My focus on social science isn’t just because it’s difficult, since STEM fields are plenty challenging in their own right. There is also my personal interest in social science (especially economics, which was one of my majors in college), and the fact that findings in social science are highly relevant to public policy debates (many of which I am personally invested in).
But my emphasis on social science and desire to interrogate its theories in these posts is also due to a recognition that social science is actually harder than other kinds of academic inquiry. Unlike researchers in the natural sciences, those in social science are studying largely invisible social phenomena that are imprecisely defined and measured. They usually resort to using observational data (data gathered passively rather than for the express purpose of academic research) and can rarely run the tightly-controlled experiments commonplace in some natural science fields.

========================

# Stated problem:
What kind of data does the text on social science say social science researchers usually resort to using? The items that follow have no connection to the text on social science.

(Element and coordinate items)
========================

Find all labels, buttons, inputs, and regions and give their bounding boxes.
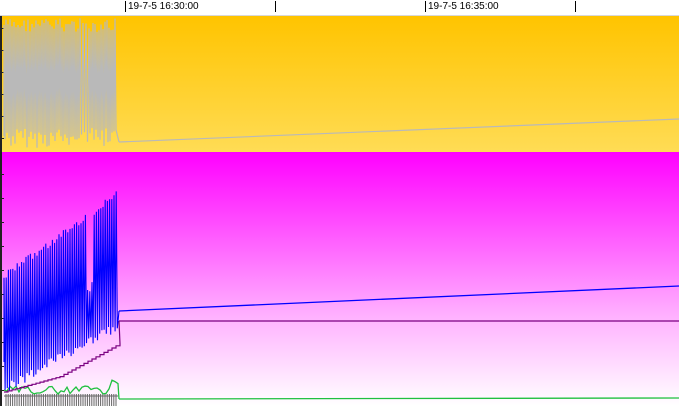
bottom-axis-tick xyxy=(0,318,4,319)
top-y-axis xyxy=(0,16,2,152)
blue-series-trend xyxy=(118,285,679,312)
blue-series-line xyxy=(3,191,120,391)
gray-series-trend xyxy=(118,118,679,143)
top-axis-tick xyxy=(0,28,4,29)
bottom-axis-tick xyxy=(0,174,4,175)
time-ruler: 19-7-5 16:30:00 19-7-5 16:35:00 xyxy=(0,0,679,16)
major-tick-1 xyxy=(125,1,126,12)
bottom-series-plot xyxy=(3,191,679,406)
top-axis-tick xyxy=(0,72,4,73)
bottom-axis-tick xyxy=(0,222,4,223)
top-series-plot xyxy=(3,18,679,148)
bottom-y-axis xyxy=(0,152,2,406)
bottom-axis-tick xyxy=(0,198,4,199)
top-axis-tick xyxy=(0,94,4,95)
bottom-axis-tick xyxy=(0,366,4,367)
bottom-axis-tick xyxy=(0,342,4,343)
bottom-axis-tick xyxy=(0,270,4,271)
bottom-axis-tick xyxy=(0,390,4,391)
top-axis-tick xyxy=(0,50,4,51)
bottom-axis-tick xyxy=(0,294,4,295)
gray-series-line xyxy=(3,18,120,148)
top-axis-tick xyxy=(0,138,4,139)
bottom-chart-pane[interactable] xyxy=(0,152,679,406)
top-chart-pane[interactable] xyxy=(0,16,679,152)
time-label-2: 19-7-5 16:35:00 xyxy=(428,1,499,12)
minor-tick-2 xyxy=(575,1,576,12)
time-label-1: 19-7-5 16:30:00 xyxy=(128,1,199,12)
bottom-axis-tick xyxy=(0,246,4,247)
purple-series-line xyxy=(4,320,121,393)
minor-tick-1 xyxy=(275,1,276,12)
green-series-flat xyxy=(118,397,679,400)
top-axis-tick xyxy=(0,116,4,117)
darkgray-series-line xyxy=(4,394,118,406)
major-tick-2 xyxy=(425,1,426,12)
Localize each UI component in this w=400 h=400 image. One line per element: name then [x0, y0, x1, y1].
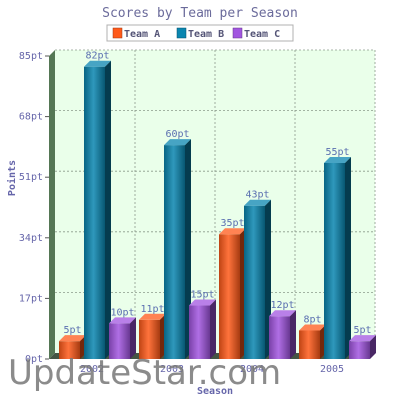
- legend-box: [106, 24, 294, 42]
- bar-top-team-a-2002: [59, 335, 86, 342]
- bar-team-c-2005[interactable]: [349, 341, 370, 359]
- data-label-team-b-2005: 55pt: [325, 147, 349, 158]
- xtick-label-2005: 2005: [320, 364, 344, 375]
- bar-side-team-c-2002: [130, 317, 136, 359]
- ytick-label-5: 85pt: [19, 51, 43, 62]
- legend: Team A Team B Team C: [106, 24, 294, 42]
- bar-top-team-b-2003: [164, 139, 191, 146]
- legend-label-3: Team C: [244, 29, 280, 40]
- data-label-team-c-2003: 15pt: [190, 290, 214, 301]
- bar-side-team-b-2002: [105, 60, 111, 359]
- bar-top-team-a-2005: [299, 324, 326, 331]
- bar-side-team-b-2005: [345, 156, 351, 359]
- bar-team-b-2004[interactable]: [244, 205, 265, 359]
- bar-team-c-2004[interactable]: [269, 316, 290, 359]
- bar-team-b-2003[interactable]: [164, 145, 185, 359]
- xtick-label-2002: 2002: [80, 364, 104, 375]
- bar-top-team-b-2005: [324, 156, 351, 163]
- bar-team-a-2002[interactable]: [59, 341, 80, 359]
- bar-top-team-c-2004: [269, 310, 296, 317]
- data-label-team-c-2005: 5pt: [353, 325, 371, 336]
- ytick-label-1: 17pt: [19, 293, 43, 304]
- data-label-team-c-2002: 10pt: [110, 307, 134, 318]
- legend-label-2: Team B: [188, 29, 224, 40]
- data-label-team-a-2004: 35pt: [220, 218, 244, 229]
- plot-side-wall: [49, 50, 55, 359]
- legend-label-1: Team A: [124, 29, 160, 40]
- legend-swatch-3: [232, 27, 243, 39]
- bar-side-team-c-2003: [210, 299, 216, 359]
- ytick-label-3: 51pt: [19, 172, 43, 183]
- xtick-label-2003: 2003: [160, 364, 184, 375]
- bar-top-team-c-2005: [349, 335, 376, 342]
- bar-top-team-c-2002: [109, 317, 136, 324]
- bar-side-team-b-2003: [185, 139, 191, 359]
- bar-team-a-2005[interactable]: [299, 330, 320, 359]
- watermark: UpdateStar.com: [8, 353, 281, 393]
- x-axis-title: Season: [197, 386, 233, 397]
- data-label-team-b-2002: 82pt: [85, 51, 109, 62]
- legend-swatch-2: [176, 27, 187, 39]
- bar-team-c-2003[interactable]: [189, 305, 210, 359]
- data-label-team-c-2004: 12pt: [270, 300, 294, 311]
- bar-team-c-2002[interactable]: [109, 323, 130, 359]
- data-label-team-b-2003: 60pt: [165, 129, 189, 140]
- bars: 5pt 82pt 10pt 11pt 60pt 15pt 35pt 43pt 12pt 8pt 55…: [59, 51, 376, 359]
- bar-top-team-b-2004: [244, 199, 271, 206]
- data-label-team-b-2004: 43pt: [245, 190, 269, 201]
- bar-side-team-c-2005: [370, 335, 376, 359]
- ytick-label-2: 34pt: [19, 233, 43, 244]
- bar-team-b-2005[interactable]: [324, 162, 345, 359]
- y-axis-title: Points: [6, 160, 18, 196]
- data-label-team-a-2002: 5pt: [63, 325, 81, 336]
- legend-swatch-1: [112, 27, 123, 39]
- data-label-team-a-2005: 8pt: [303, 314, 321, 325]
- bar-top-team-a-2003: [139, 313, 166, 320]
- bar-side-team-c-2004: [290, 310, 296, 359]
- bar-team-a-2004[interactable]: [219, 234, 240, 359]
- ytick-label-4: 68pt: [19, 112, 43, 123]
- bar-top-team-a-2004: [219, 228, 246, 235]
- bar-top-team-b-2002: [84, 60, 111, 67]
- data-label-team-a-2003: 11pt: [140, 304, 164, 315]
- ytick-label-0: 0pt: [25, 354, 43, 365]
- bar-team-b-2002[interactable]: [84, 66, 105, 359]
- bar-team-a-2003[interactable]: [139, 319, 160, 359]
- bar-top-team-c-2003: [189, 299, 216, 306]
- xtick-label-2004: 2004: [240, 364, 264, 375]
- chart-title: Scores by Team per Season: [102, 6, 298, 21]
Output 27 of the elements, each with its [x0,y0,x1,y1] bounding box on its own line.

========================

# Response for this exercise:
Observational data, gathered passively rather than for the express purpose of academic research.